_AIM OF THE TASK_. Below are some records: retype them all exactly, but not the pictures.

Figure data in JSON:
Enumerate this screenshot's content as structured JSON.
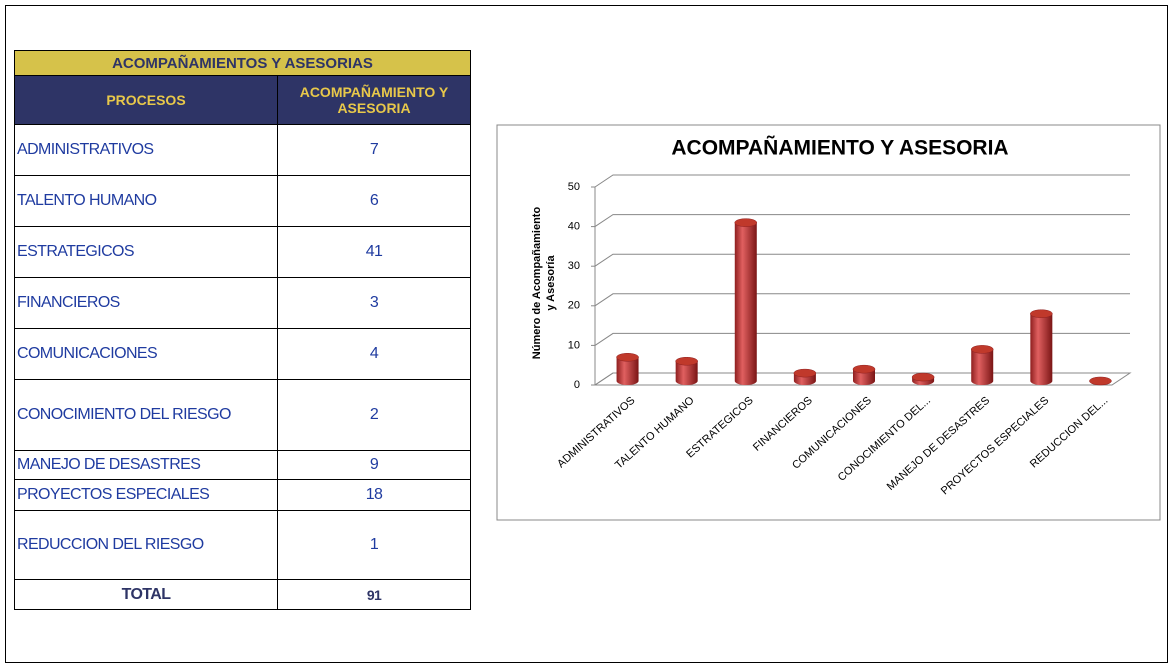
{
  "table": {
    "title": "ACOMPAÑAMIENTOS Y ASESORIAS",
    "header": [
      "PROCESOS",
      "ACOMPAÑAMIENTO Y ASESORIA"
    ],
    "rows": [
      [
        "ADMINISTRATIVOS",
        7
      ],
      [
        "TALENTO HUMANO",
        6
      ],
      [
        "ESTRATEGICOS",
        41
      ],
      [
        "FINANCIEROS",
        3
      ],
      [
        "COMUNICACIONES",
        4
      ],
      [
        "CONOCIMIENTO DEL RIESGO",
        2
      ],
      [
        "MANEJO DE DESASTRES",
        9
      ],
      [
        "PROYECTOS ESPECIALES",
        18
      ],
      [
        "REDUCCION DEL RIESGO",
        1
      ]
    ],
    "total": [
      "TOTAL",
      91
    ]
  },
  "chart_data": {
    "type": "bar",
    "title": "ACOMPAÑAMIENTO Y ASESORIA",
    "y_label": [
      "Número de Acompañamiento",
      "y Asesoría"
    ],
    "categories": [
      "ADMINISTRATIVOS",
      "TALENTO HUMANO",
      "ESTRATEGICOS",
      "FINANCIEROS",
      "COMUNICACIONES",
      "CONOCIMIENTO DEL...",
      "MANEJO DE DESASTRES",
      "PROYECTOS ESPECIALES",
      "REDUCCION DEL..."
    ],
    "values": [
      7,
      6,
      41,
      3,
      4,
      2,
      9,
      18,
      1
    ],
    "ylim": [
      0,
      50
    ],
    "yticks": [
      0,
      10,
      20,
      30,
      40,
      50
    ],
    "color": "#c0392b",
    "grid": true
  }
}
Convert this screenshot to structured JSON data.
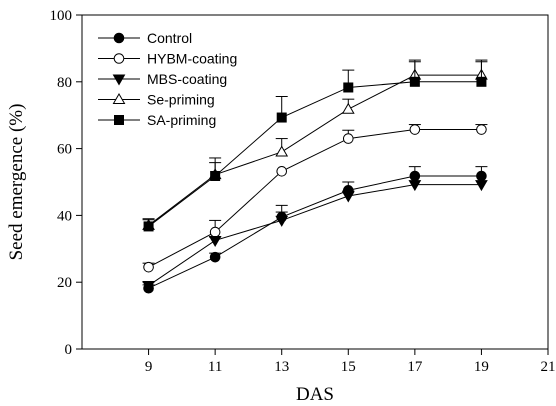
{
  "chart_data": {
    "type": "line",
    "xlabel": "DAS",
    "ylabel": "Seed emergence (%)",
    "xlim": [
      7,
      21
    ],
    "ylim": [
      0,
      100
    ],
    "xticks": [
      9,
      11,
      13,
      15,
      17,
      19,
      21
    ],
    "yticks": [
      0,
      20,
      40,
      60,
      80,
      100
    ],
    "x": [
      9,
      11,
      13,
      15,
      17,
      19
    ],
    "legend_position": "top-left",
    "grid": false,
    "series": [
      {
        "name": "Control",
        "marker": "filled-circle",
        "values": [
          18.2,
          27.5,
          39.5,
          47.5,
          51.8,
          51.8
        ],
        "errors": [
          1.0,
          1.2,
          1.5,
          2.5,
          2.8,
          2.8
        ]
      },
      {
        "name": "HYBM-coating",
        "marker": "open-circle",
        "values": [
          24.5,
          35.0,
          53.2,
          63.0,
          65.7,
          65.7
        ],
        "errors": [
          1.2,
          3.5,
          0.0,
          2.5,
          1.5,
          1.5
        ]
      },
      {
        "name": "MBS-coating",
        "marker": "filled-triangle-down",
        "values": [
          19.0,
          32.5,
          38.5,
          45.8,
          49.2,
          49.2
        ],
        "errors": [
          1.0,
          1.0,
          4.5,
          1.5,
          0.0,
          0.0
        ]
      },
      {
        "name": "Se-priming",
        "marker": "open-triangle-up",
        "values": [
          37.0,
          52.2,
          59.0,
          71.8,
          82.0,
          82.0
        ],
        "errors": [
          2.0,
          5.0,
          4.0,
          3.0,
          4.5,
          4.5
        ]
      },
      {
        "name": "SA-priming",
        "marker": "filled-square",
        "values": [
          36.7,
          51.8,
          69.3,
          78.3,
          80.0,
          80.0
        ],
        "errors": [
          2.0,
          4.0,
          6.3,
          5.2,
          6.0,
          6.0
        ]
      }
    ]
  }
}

_WRITTEN RESPONSE_.
Enumerate this screenshot's content as structured JSON.
{
  "table": {
    "title": "ACOMPAÑAMIENTOS Y ASESORIAS",
    "header": [
      "PROCESOS",
      "ACOMPAÑAMIENTO Y ASESORIA"
    ],
    "rows": [
      [
        "ADMINISTRATIVOS",
        7
      ],
      [
        "TALENTO HUMANO",
        6
      ],
      [
        "ESTRATEGICOS",
        41
      ],
      [
        "FINANCIEROS",
        3
      ],
      [
        "COMUNICACIONES",
        4
      ],
      [
        "CONOCIMIENTO DEL RIESGO",
        2
      ],
      [
        "MANEJO DE DESASTRES",
        9
      ],
      [
        "PROYECTOS ESPECIALES",
        18
      ],
      [
        "REDUCCION DEL RIESGO",
        1
      ]
    ],
    "total": [
      "TOTAL",
      91
    ]
  },
  "chart_data": {
    "type": "bar",
    "title": "ACOMPAÑAMIENTO Y ASESORIA",
    "y_label": [
      "Número de Acompañamiento",
      "y Asesoría"
    ],
    "categories": [
      "ADMINISTRATIVOS",
      "TALENTO HUMANO",
      "ESTRATEGICOS",
      "FINANCIEROS",
      "COMUNICACIONES",
      "CONOCIMIENTO DEL...",
      "MANEJO DE DESASTRES",
      "PROYECTOS ESPECIALES",
      "REDUCCION DEL..."
    ],
    "values": [
      7,
      6,
      41,
      3,
      4,
      2,
      9,
      18,
      1
    ],
    "ylim": [
      0,
      50
    ],
    "yticks": [
      0,
      10,
      20,
      30,
      40,
      50
    ],
    "color": "#c0392b",
    "grid": true
  }
}
Convert this screenshot to structured JSON data.
{
  "chart_data": {
    "type": "line",
    "xlabel": "DAS",
    "ylabel": "Seed emergence (%)",
    "xlim": [
      7,
      21
    ],
    "ylim": [
      0,
      100
    ],
    "xticks": [
      9,
      11,
      13,
      15,
      17,
      19,
      21
    ],
    "yticks": [
      0,
      20,
      40,
      60,
      80,
      100
    ],
    "x": [
      9,
      11,
      13,
      15,
      17,
      19
    ],
    "legend_position": "top-left",
    "grid": false,
    "series": [
      {
        "name": "Control",
        "marker": "filled-circle",
        "values": [
          18.2,
          27.5,
          39.5,
          47.5,
          51.8,
          51.8
        ],
        "errors": [
          1.0,
          1.2,
          1.5,
          2.5,
          2.8,
          2.8
        ]
      },
      {
        "name": "HYBM-coating",
        "marker": "open-circle",
        "values": [
          24.5,
          35.0,
          53.2,
          63.0,
          65.7,
          65.7
        ],
        "errors": [
          1.2,
          3.5,
          0.0,
          2.5,
          1.5,
          1.5
        ]
      },
      {
        "name": "MBS-coating",
        "marker": "filled-triangle-down",
        "values": [
          19.0,
          32.5,
          38.5,
          45.8,
          49.2,
          49.2
        ],
        "errors": [
          1.0,
          1.0,
          4.5,
          1.5,
          0.0,
          0.0
        ]
      },
      {
        "name": "Se-priming",
        "marker": "open-triangle-up",
        "values": [
          37.0,
          52.2,
          59.0,
          71.8,
          82.0,
          82.0
        ],
        "errors": [
          2.0,
          5.0,
          4.0,
          3.0,
          4.5,
          4.5
        ]
      },
      {
        "name": "SA-priming",
        "marker": "filled-square",
        "values": [
          36.7,
          51.8,
          69.3,
          78.3,
          80.0,
          80.0
        ],
        "errors": [
          2.0,
          4.0,
          6.3,
          5.2,
          6.0,
          6.0
        ]
      }
    ]
  }
}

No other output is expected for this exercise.